Entries with figure data:
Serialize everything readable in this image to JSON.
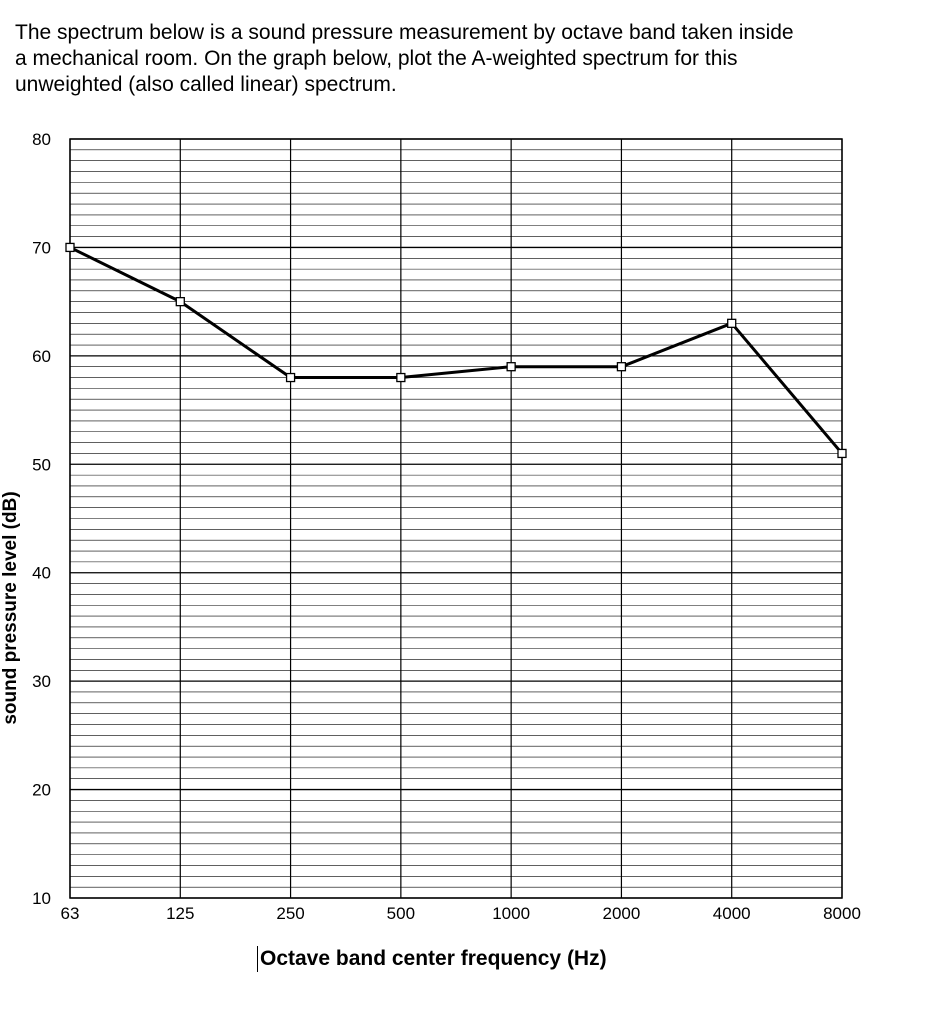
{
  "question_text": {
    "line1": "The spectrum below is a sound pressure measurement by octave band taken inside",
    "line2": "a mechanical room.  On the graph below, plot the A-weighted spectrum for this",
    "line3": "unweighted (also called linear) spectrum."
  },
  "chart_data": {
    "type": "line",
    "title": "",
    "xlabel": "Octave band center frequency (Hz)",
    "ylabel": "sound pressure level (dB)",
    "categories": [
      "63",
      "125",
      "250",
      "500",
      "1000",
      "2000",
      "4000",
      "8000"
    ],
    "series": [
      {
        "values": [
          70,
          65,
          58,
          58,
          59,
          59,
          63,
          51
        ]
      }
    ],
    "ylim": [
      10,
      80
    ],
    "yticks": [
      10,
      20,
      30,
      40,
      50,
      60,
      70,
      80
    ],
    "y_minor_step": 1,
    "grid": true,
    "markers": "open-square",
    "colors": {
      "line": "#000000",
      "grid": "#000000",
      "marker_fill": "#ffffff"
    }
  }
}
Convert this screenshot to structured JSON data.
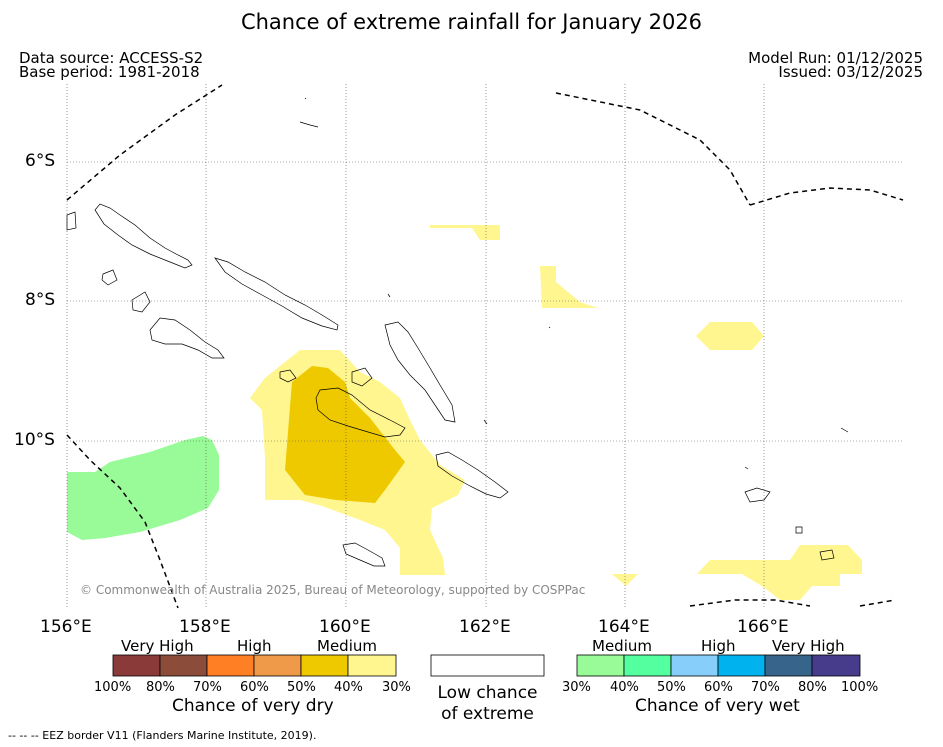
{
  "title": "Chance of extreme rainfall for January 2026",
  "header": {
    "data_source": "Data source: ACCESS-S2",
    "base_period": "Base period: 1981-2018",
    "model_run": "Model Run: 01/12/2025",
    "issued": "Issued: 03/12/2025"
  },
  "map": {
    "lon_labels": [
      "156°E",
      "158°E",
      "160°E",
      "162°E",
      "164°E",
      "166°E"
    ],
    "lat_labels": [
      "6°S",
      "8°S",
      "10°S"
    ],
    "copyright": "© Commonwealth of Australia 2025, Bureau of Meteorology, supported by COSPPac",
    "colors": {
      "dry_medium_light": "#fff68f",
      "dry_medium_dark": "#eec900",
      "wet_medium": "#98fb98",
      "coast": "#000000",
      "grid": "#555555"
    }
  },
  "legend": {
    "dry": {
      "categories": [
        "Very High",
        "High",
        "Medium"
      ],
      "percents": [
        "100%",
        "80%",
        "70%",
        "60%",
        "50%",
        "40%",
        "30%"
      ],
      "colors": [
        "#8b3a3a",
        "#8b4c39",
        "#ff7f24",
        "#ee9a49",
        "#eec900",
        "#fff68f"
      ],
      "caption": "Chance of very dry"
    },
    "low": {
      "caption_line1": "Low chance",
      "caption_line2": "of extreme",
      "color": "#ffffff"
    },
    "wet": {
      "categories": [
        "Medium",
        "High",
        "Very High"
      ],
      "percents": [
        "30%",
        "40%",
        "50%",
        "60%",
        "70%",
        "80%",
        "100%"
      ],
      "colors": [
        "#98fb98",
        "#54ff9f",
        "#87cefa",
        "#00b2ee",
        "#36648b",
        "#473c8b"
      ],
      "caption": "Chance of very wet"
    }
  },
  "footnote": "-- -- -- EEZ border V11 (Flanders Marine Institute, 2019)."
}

→ YOUR TASK: Pull every line holding "this" out of the records.

→ ANSWER BELOW:
Serialize everything readable in this image to JSON.
    "line2": "a mechanical room.  On the graph below, plot the A-weighted spectrum for this",
Convert this screenshot to structured JSON data.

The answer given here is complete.